[Collection entries]

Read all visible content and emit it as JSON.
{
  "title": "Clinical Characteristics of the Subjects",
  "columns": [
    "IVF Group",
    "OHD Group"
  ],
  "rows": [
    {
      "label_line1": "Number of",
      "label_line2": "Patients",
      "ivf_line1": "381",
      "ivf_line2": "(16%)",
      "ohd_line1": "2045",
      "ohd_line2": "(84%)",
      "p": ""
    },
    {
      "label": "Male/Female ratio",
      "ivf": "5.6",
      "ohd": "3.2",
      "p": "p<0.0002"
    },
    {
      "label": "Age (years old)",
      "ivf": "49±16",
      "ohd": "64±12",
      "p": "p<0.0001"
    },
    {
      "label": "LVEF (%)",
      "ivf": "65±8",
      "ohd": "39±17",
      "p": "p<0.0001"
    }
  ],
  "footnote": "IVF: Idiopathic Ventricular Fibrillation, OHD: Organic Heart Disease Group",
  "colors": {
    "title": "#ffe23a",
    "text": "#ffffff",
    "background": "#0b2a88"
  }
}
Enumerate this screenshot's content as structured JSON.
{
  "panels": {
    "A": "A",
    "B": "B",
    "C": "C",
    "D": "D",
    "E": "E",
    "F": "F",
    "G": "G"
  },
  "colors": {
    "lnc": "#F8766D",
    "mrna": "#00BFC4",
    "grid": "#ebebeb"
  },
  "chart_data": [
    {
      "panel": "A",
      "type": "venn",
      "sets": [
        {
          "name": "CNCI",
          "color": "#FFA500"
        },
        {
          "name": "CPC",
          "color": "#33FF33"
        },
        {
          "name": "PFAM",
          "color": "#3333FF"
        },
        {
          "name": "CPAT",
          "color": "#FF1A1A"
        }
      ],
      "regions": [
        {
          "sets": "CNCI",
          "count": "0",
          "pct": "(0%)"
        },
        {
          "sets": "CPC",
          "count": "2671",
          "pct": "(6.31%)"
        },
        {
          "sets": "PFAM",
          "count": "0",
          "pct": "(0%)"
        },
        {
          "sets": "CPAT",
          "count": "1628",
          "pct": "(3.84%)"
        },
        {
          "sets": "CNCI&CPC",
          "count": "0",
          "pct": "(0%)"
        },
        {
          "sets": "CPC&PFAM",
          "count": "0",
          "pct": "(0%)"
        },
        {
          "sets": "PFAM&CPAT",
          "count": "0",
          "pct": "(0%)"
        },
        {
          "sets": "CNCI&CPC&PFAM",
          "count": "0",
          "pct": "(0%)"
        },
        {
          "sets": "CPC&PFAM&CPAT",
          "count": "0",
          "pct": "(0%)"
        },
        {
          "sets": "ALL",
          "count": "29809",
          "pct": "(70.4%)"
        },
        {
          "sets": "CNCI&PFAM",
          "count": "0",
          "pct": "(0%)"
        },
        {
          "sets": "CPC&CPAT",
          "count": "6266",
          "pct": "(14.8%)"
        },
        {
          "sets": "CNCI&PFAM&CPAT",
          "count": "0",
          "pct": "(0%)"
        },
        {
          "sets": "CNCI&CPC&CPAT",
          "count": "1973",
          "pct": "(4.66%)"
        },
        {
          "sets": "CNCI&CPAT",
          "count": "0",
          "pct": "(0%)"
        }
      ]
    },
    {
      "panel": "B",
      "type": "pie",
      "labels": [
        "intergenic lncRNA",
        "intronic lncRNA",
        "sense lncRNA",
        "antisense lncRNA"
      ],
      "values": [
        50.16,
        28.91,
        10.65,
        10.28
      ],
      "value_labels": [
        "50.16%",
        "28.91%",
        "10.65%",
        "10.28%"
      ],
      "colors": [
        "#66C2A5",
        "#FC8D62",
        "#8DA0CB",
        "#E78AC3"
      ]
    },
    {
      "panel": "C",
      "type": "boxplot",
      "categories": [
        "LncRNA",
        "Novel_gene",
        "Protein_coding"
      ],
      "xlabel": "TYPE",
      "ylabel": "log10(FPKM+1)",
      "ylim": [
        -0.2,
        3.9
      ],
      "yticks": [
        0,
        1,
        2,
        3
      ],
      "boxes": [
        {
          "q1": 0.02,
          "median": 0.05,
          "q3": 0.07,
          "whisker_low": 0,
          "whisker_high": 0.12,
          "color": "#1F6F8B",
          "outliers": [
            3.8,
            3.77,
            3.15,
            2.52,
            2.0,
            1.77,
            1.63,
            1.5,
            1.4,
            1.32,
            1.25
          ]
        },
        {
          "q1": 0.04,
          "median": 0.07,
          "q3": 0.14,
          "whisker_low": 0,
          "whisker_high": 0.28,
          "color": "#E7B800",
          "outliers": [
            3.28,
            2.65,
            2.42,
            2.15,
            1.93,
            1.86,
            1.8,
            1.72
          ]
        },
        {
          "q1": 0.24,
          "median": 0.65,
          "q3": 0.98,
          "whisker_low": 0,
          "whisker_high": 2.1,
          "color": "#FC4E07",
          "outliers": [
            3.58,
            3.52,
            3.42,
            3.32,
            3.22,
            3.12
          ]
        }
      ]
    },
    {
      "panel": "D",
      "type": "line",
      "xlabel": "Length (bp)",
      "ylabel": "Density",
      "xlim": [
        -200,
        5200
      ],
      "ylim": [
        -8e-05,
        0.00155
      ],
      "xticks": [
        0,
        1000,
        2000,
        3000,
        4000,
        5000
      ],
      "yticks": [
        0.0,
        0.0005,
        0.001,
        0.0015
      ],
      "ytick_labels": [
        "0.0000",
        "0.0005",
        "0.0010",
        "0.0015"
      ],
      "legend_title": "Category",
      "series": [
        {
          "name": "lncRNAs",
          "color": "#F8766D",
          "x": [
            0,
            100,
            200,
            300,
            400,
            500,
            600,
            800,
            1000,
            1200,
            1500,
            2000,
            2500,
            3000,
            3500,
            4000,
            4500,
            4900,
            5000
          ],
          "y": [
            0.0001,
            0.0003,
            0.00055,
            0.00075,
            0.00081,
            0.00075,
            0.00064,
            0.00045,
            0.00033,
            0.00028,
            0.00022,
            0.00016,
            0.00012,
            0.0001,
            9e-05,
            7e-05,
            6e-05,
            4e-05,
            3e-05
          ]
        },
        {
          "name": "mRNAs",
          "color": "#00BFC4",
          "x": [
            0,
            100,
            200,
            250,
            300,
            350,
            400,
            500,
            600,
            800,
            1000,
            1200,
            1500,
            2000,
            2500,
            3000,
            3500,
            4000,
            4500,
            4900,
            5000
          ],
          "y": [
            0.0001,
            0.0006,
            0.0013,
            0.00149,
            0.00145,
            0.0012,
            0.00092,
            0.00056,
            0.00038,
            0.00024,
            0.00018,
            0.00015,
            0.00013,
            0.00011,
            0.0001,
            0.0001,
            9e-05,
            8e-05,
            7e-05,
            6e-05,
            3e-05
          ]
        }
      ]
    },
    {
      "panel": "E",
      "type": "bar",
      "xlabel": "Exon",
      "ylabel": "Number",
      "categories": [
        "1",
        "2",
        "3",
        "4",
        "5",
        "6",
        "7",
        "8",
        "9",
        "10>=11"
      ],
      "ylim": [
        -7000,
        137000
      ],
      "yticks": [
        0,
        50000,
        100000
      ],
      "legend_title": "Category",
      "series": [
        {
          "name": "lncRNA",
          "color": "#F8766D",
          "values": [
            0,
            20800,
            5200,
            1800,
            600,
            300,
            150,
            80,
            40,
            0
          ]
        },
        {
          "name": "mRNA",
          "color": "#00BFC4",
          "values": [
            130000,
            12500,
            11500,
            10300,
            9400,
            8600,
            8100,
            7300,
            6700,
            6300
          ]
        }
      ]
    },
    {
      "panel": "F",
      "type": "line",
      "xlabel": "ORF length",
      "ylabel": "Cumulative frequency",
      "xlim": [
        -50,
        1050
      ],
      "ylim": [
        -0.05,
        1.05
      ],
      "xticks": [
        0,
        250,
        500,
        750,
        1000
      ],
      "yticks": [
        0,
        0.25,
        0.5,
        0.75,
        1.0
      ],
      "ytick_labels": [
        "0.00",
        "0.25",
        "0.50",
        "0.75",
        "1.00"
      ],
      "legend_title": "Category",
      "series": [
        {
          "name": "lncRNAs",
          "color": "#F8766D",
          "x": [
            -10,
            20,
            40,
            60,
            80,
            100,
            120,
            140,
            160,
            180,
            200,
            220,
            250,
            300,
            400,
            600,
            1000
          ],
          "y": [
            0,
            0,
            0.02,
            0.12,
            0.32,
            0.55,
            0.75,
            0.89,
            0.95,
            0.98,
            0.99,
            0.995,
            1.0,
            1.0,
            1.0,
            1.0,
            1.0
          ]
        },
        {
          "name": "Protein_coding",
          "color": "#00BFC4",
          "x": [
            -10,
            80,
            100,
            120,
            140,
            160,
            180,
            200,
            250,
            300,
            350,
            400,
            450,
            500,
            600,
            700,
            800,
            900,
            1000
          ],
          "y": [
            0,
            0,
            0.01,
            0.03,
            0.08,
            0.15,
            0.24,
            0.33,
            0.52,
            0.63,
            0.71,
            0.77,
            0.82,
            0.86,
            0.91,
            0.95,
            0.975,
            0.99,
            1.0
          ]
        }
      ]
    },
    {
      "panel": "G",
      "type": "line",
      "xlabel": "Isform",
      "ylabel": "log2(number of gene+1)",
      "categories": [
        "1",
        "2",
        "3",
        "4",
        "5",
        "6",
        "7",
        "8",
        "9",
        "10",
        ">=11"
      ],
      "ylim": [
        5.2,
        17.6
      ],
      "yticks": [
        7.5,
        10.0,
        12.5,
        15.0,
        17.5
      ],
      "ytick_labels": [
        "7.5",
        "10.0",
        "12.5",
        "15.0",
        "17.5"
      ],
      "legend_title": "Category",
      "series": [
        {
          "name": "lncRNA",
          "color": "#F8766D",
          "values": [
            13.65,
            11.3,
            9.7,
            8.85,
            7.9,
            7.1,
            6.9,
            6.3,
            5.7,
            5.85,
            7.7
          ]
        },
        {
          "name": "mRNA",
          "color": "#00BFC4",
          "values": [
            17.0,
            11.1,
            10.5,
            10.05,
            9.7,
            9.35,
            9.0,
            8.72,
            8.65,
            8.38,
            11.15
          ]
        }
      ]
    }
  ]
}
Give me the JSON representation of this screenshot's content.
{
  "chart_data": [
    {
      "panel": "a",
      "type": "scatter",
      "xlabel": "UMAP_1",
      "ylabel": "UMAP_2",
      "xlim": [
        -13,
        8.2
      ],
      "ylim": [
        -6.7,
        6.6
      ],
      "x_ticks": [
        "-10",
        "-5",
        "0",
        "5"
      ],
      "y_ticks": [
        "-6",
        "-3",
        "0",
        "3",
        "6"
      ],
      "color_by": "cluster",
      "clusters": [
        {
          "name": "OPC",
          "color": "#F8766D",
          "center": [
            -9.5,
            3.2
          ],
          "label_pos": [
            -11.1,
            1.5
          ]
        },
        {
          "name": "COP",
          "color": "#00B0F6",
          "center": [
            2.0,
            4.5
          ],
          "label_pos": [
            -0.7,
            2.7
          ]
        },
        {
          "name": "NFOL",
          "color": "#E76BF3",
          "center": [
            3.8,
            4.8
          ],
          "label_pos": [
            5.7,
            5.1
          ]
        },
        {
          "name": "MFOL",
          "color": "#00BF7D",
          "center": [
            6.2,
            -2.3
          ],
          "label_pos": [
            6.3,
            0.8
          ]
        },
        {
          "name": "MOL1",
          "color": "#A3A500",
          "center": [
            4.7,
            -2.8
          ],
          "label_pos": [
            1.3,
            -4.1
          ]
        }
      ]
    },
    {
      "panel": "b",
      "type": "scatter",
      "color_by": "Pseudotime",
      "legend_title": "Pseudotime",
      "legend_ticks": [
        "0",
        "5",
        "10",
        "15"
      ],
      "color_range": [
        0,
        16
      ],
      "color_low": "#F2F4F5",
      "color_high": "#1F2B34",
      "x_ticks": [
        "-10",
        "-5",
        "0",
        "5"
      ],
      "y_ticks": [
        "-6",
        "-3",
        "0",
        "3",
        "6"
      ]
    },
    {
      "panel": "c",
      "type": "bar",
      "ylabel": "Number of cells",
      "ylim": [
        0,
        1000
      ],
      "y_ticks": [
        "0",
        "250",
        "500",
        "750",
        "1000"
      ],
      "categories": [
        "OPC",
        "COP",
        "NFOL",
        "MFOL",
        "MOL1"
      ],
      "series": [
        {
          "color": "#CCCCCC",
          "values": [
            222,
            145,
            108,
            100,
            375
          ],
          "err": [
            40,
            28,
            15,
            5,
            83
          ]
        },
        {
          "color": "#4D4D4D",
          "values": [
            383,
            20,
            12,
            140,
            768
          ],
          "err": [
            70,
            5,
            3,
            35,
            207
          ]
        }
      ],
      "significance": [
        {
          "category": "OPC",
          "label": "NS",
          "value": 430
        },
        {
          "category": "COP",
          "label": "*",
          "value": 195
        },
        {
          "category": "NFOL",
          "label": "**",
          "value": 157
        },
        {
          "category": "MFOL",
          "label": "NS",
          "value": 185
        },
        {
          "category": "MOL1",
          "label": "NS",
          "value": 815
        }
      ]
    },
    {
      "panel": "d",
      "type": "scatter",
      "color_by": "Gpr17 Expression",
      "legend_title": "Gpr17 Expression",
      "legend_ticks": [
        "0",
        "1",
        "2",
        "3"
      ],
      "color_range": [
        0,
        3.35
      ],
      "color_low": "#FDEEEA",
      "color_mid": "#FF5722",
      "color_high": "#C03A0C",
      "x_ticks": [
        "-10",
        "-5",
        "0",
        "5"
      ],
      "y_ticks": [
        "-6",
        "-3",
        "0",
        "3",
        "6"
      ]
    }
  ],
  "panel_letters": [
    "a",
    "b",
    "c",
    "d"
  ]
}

Work request ->
Find and copy every line in the entries above where the string "CNCI" occurs.

Exercise output ->
          "name": "CNCI",
          "sets": "CNCI",
          "sets": "CNCI&CPC",
          "sets": "CNCI&CPC&PFAM",
          "sets": "CNCI&PFAM",
          "sets": "CNCI&PFAM&CPAT",
          "sets": "CNCI&CPC&CPAT",
          "sets": "CNCI&CPAT",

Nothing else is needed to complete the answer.